WHAT TO PRODUCE: Find the word "heikosti" in the material below and gather every line that contains it.

INFORMATION SUPPLIED:
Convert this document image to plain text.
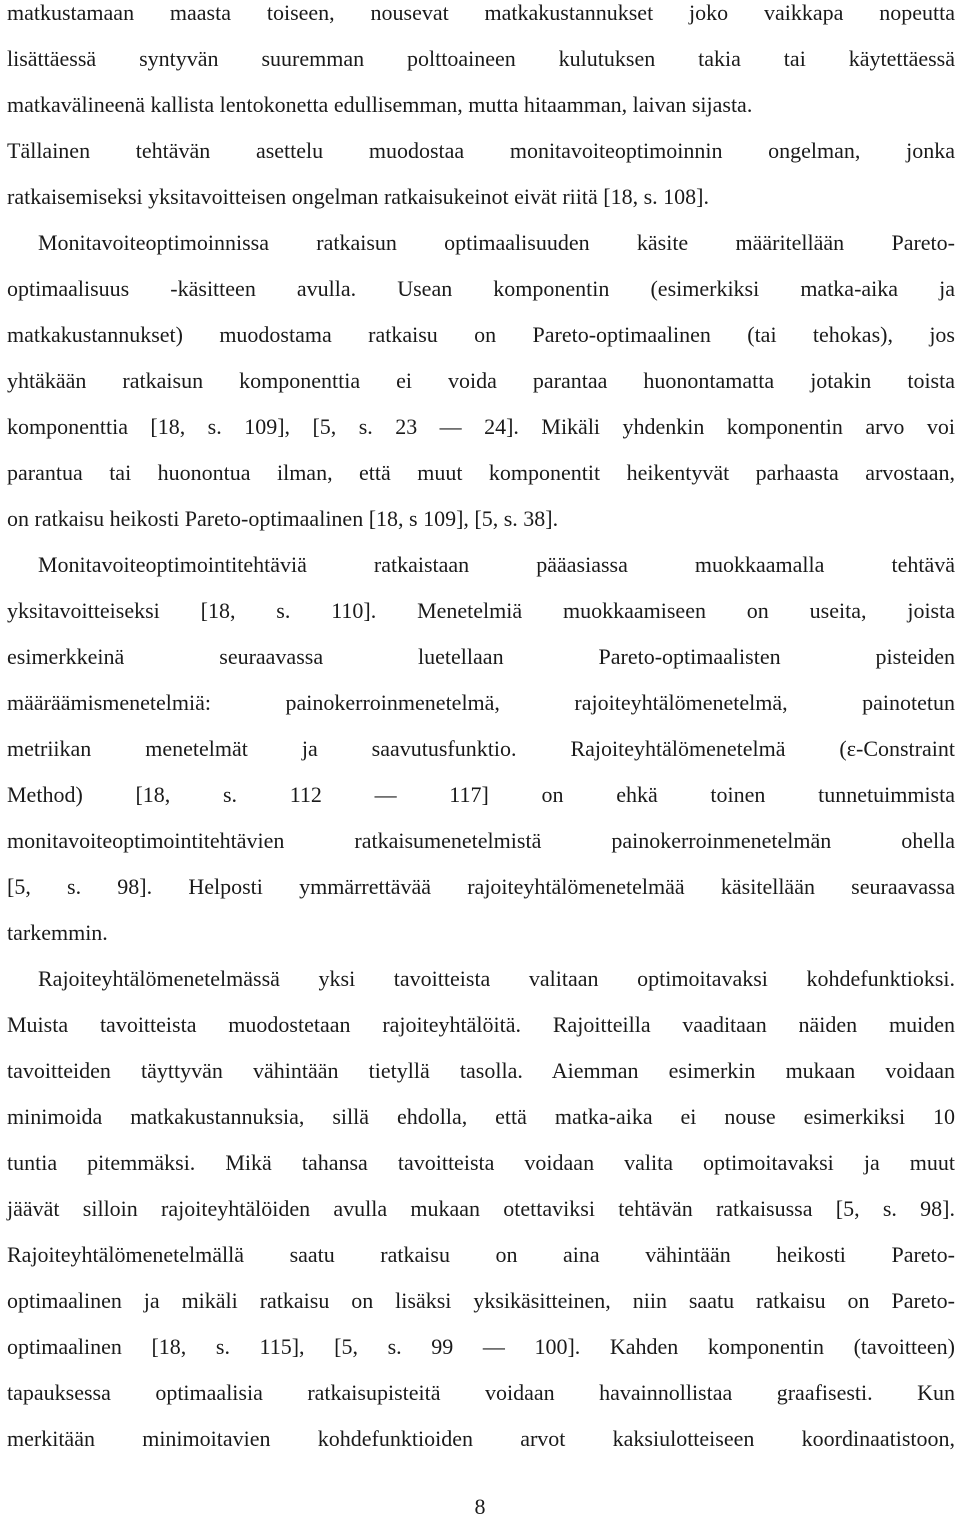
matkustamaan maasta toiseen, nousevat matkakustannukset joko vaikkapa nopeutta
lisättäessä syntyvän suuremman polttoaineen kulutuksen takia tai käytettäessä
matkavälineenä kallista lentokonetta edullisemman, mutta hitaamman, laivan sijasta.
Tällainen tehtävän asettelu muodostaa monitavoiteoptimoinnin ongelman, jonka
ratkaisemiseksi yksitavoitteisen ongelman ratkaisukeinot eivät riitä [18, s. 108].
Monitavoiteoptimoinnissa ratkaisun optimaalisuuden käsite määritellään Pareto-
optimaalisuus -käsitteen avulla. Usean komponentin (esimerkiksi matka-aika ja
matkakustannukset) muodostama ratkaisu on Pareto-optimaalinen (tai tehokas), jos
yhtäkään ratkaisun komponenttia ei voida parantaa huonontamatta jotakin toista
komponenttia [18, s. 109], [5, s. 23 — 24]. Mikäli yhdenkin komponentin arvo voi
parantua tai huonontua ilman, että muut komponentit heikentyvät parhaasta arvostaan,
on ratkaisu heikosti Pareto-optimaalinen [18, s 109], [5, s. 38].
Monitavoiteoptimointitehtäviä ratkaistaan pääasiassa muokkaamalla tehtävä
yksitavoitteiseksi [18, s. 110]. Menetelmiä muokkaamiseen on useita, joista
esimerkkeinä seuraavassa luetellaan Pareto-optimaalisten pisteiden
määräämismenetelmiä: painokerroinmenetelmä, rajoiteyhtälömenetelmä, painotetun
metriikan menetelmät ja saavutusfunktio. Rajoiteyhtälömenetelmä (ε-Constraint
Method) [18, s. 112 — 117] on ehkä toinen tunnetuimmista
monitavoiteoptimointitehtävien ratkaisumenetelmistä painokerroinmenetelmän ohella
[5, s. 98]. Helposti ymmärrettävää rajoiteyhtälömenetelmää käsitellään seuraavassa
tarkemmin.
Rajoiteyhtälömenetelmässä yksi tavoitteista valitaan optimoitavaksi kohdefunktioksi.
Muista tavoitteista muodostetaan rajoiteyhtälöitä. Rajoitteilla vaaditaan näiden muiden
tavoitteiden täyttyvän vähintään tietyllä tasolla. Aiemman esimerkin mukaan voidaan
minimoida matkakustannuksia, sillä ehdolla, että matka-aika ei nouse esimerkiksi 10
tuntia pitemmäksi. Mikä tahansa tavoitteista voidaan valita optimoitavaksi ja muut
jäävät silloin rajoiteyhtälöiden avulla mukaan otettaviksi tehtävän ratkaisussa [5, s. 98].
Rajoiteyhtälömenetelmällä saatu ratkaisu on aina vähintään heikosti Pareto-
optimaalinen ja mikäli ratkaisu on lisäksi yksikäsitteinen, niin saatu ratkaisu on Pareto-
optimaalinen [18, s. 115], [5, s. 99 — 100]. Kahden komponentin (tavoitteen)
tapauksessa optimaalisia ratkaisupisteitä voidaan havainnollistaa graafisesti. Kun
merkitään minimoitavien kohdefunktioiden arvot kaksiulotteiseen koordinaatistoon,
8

---

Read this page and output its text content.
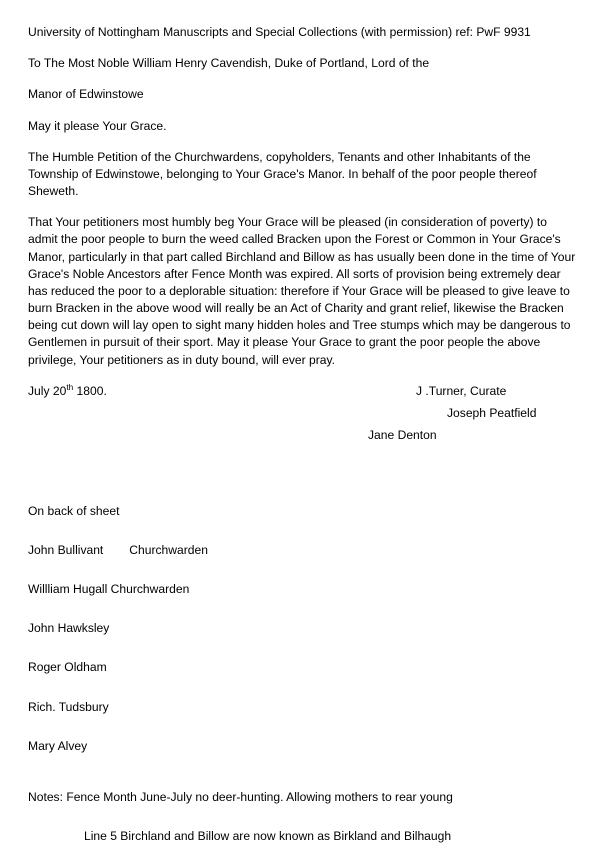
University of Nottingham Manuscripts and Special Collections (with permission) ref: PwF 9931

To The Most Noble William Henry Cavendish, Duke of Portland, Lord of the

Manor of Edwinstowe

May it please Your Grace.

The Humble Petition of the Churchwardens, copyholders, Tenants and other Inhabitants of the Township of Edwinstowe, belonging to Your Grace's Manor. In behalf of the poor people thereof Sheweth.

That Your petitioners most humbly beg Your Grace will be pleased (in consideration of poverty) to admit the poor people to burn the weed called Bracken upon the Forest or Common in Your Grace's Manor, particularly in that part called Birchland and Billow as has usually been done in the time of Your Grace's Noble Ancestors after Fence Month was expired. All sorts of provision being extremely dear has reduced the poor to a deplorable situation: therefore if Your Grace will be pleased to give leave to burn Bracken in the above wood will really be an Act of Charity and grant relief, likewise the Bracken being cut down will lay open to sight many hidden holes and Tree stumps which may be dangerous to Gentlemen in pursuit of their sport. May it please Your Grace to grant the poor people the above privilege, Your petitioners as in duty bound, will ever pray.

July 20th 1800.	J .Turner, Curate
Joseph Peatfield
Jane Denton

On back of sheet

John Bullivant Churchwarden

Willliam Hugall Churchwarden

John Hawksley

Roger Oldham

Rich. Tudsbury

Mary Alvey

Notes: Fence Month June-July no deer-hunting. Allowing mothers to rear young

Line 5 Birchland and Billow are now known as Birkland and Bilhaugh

ANSWER TO THE TASK:
on ratkaisu heikosti Pareto-optimaalinen [18, s 109], [5, s. 38].
Rajoiteyhtälömenetelmällä saatu ratkaisu on aina vähintään heikosti Pareto-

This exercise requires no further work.